■ **Written problem**
Print the listing below exactly.
* begin *
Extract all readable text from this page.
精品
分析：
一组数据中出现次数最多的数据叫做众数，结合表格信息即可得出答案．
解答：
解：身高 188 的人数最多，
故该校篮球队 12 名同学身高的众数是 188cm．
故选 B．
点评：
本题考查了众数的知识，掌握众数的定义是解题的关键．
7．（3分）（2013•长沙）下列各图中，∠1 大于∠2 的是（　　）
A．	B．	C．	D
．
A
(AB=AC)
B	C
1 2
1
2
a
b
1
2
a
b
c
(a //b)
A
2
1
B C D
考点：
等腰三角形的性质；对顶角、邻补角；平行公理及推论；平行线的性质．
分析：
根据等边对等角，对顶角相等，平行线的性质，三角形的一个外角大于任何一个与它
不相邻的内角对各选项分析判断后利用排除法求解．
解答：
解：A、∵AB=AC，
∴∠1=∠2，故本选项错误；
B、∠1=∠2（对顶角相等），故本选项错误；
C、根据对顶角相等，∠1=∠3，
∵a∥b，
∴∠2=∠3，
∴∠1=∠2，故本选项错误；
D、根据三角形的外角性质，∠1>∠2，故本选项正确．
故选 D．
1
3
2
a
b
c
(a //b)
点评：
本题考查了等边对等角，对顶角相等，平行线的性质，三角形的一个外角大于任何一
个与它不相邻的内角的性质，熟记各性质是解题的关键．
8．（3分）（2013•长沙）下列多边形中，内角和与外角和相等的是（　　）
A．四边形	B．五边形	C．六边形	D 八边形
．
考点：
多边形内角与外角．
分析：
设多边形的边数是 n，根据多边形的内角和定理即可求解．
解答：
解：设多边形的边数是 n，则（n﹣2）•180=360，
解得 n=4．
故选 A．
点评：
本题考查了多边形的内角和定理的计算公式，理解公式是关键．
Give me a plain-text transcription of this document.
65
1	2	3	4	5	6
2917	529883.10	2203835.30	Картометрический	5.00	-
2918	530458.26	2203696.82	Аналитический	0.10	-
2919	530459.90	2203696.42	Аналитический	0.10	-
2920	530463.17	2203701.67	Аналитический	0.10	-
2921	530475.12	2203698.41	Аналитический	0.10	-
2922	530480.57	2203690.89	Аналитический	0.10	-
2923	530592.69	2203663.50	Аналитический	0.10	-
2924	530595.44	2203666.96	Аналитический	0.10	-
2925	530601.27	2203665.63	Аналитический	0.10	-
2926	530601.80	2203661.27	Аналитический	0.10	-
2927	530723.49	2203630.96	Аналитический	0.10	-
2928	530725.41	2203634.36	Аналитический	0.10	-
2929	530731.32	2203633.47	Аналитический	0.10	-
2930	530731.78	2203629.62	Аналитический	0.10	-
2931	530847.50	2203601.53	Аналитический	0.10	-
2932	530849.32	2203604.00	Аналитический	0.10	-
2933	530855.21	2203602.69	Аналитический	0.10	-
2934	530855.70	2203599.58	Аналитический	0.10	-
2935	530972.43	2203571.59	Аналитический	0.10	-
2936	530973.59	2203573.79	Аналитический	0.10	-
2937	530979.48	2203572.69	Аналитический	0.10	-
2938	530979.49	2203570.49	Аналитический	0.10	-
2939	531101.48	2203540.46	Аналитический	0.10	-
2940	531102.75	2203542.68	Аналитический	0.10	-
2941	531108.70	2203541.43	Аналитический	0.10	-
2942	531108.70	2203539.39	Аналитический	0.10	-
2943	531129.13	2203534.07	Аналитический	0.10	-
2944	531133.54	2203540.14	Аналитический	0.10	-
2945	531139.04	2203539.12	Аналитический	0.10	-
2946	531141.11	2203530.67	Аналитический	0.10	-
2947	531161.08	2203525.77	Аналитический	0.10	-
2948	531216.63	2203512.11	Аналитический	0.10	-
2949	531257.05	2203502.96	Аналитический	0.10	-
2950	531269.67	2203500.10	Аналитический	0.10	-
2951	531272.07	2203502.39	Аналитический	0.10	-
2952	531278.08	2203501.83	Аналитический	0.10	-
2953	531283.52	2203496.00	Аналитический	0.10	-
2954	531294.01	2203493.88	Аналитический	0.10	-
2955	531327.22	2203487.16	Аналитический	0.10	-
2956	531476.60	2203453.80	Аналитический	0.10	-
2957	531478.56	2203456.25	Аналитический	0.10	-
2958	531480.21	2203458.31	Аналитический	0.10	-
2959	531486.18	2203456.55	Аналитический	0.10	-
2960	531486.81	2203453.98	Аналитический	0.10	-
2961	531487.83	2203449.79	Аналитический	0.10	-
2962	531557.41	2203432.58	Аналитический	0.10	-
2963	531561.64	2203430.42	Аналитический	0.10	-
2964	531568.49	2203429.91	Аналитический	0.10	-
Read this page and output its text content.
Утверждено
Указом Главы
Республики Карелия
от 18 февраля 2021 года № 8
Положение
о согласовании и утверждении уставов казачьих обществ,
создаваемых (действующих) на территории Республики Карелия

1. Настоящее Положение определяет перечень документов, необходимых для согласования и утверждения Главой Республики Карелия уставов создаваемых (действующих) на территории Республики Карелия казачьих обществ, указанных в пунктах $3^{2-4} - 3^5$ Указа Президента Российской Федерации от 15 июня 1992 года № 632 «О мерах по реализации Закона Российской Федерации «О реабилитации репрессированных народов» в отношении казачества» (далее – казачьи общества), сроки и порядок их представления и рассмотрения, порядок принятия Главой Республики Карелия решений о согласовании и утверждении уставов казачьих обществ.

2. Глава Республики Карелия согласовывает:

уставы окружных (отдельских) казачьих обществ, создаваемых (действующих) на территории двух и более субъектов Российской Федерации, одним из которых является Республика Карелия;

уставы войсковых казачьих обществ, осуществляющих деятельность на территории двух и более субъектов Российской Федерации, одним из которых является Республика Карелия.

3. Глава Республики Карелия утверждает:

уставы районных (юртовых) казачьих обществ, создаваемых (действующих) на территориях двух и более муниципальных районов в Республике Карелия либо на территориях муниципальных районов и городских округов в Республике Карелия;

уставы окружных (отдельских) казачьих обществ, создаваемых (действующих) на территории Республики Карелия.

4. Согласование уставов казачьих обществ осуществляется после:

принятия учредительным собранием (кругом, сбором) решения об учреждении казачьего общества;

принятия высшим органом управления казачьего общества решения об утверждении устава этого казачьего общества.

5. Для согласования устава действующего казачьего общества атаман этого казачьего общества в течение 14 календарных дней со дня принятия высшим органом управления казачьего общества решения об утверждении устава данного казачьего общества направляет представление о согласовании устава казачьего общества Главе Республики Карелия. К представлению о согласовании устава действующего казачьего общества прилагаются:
* end *
■ **Answer for the task**
Extract all readable text from this page.
精品
分析：
一组数据中出现次数最多的数据叫做众数，结合表格信息即可得出答案．
解答：
解：身高 188 的人数最多，
故该校篮球队 12 名同学身高的众数是 188cm．
故选 B．
点评：
本题考查了众数的知识，掌握众数的定义是解题的关键．
7．（3分）（2013•长沙）下列各图中，∠1 大于∠2 的是（　　）
A．	B．	C．	D
．
A
(AB=AC)
B	C
1 2
1
2
a
b
1
2
a
b
c
(a //b)
A
2
1
B C D
考点：
等腰三角形的性质；对顶角、邻补角；平行公理及推论；平行线的性质．
分析：
根据等边对等角，对顶角相等，平行线的性质，三角形的一个外角大于任何一个与它
不相邻的内角对各选项分析判断后利用排除法求解．
解答：
解：A、∵AB=AC，
∴∠1=∠2，故本选项错误；
B、∠1=∠2（对顶角相等），故本选项错误；
C、根据对顶角相等，∠1=∠3，
∵a∥b，
∴∠2=∠3，
∴∠1=∠2，故本选项错误；
D、根据三角形的外角性质，∠1>∠2，故本选项正确．
故选 D．
1
3
2
a
b
c
(a //b)
点评：
本题考查了等边对等角，对顶角相等，平行线的性质，三角形的一个外角大于任何一
个与它不相邻的内角的性质，熟记各性质是解题的关键．
8．（3分）（2013•长沙）下列多边形中，内角和与外角和相等的是（　　）
A．四边形	B．五边形	C．六边形	D 八边形
．
考点：
多边形内角与外角．
分析：
设多边形的边数是 n，根据多边形的内角和定理即可求解．
解答：
解：设多边形的边数是 n，则（n﹣2）•180=360，
解得 n=4．
故选 A．
点评：
本题考查了多边形的内角和定理的计算公式，理解公式是关键．
Give me a plain-text transcription of this document.
65
1	2	3	4	5	6
2917	529883.10	2203835.30	Картометрический	5.00	-
2918	530458.26	2203696.82	Аналитический	0.10	-
2919	530459.90	2203696.42	Аналитический	0.10	-
2920	530463.17	2203701.67	Аналитический	0.10	-
2921	530475.12	2203698.41	Аналитический	0.10	-
2922	530480.57	2203690.89	Аналитический	0.10	-
2923	530592.69	2203663.50	Аналитический	0.10	-
2924	530595.44	2203666.96	Аналитический	0.10	-
2925	530601.27	2203665.63	Аналитический	0.10	-
2926	530601.80	2203661.27	Аналитический	0.10	-
2927	530723.49	2203630.96	Аналитический	0.10	-
2928	530725.41	2203634.36	Аналитический	0.10	-
2929	530731.32	2203633.47	Аналитический	0.10	-
2930	530731.78	2203629.62	Аналитический	0.10	-
2931	530847.50	2203601.53	Аналитический	0.10	-
2932	530849.32	2203604.00	Аналитический	0.10	-
2933	530855.21	2203602.69	Аналитический	0.10	-
2934	530855.70	2203599.58	Аналитический	0.10	-
2935	530972.43	2203571.59	Аналитический	0.10	-
2936	530973.59	2203573.79	Аналитический	0.10	-
2937	530979.48	2203572.69	Аналитический	0.10	-
2938	530979.49	2203570.49	Аналитический	0.10	-
2939	531101.48	2203540.46	Аналитический	0.10	-
2940	531102.75	2203542.68	Аналитический	0.10	-
2941	531108.70	2203541.43	Аналитический	0.10	-
2942	531108.70	2203539.39	Аналитический	0.10	-
2943	531129.13	2203534.07	Аналитический	0.10	-
2944	531133.54	2203540.14	Аналитический	0.10	-
2945	531139.04	2203539.12	Аналитический	0.10	-
2946	531141.11	2203530.67	Аналитический	0.10	-
2947	531161.08	2203525.77	Аналитический	0.10	-
2948	531216.63	2203512.11	Аналитический	0.10	-
2949	531257.05	2203502.96	Аналитический	0.10	-
2950	531269.67	2203500.10	Аналитический	0.10	-
2951	531272.07	2203502.39	Аналитический	0.10	-
2952	531278.08	2203501.83	Аналитический	0.10	-
2953	531283.52	2203496.00	Аналитический	0.10	-
2954	531294.01	2203493.88	Аналитический	0.10	-
2955	531327.22	2203487.16	Аналитический	0.10	-
2956	531476.60	2203453.80	Аналитический	0.10	-
2957	531478.56	2203456.25	Аналитический	0.10	-
2958	531480.21	2203458.31	Аналитический	0.10	-
2959	531486.18	2203456.55	Аналитический	0.10	-
2960	531486.81	2203453.98	Аналитический	0.10	-
2961	531487.83	2203449.79	Аналитический	0.10	-
2962	531557.41	2203432.58	Аналитический	0.10	-
2963	531561.64	2203430.42	Аналитический	0.10	-
2964	531568.49	2203429.91	Аналитический	0.10	-
Read this page and output its text content.
Утверждено
Указом Главы
Республики Карелия
от 18 февраля 2021 года № 8
Положение
о согласовании и утверждении уставов казачьих обществ,
создаваемых (действующих) на территории Республики Карелия

1. Настоящее Положение определяет перечень документов, необходимых для согласования и утверждения Главой Республики Карелия уставов создаваемых (действующих) на территории Республики Карелия казачьих обществ, указанных в пунктах $3^{2-4} - 3^5$ Указа Президента Российской Федерации от 15 июня 1992 года № 632 «О мерах по реализации Закона Российской Федерации «О реабилитации репрессированных народов» в отношении казачества» (далее – казачьи общества), сроки и порядок их представления и рассмотрения, порядок принятия Главой Республики Карелия решений о согласовании и утверждении уставов казачьих обществ.

2. Глава Республики Карелия согласовывает:

уставы окружных (отдельских) казачьих обществ, создаваемых (действующих) на территории двух и более субъектов Российской Федерации, одним из которых является Республика Карелия;

уставы войсковых казачьих обществ, осуществляющих деятельность на территории двух и более субъектов Российской Федерации, одним из которых является Республика Карелия.

3. Глава Республики Карелия утверждает:

уставы районных (юртовых) казачьих обществ, создаваемых (действующих) на территориях двух и более муниципальных районов в Республике Карелия либо на территориях муниципальных районов и городских округов в Республике Карелия;

уставы окружных (отдельских) казачьих обществ, создаваемых (действующих) на территории Республики Карелия.

4. Согласование уставов казачьих обществ осуществляется после:

принятия учредительным собранием (кругом, сбором) решения об учреждении казачьего общества;

принятия высшим органом управления казачьего общества решения об утверждении устава этого казачьего общества.

5. Для согласования устава действующего казачьего общества атаман этого казачьего общества в течение 14 календарных дней со дня принятия высшим органом управления казачьего общества решения об утверждении устава данного казачьего общества направляет представление о согласовании устава казачьего общества Главе Республики Карелия. К представлению о согласовании устава действующего казачьего общества прилагаются:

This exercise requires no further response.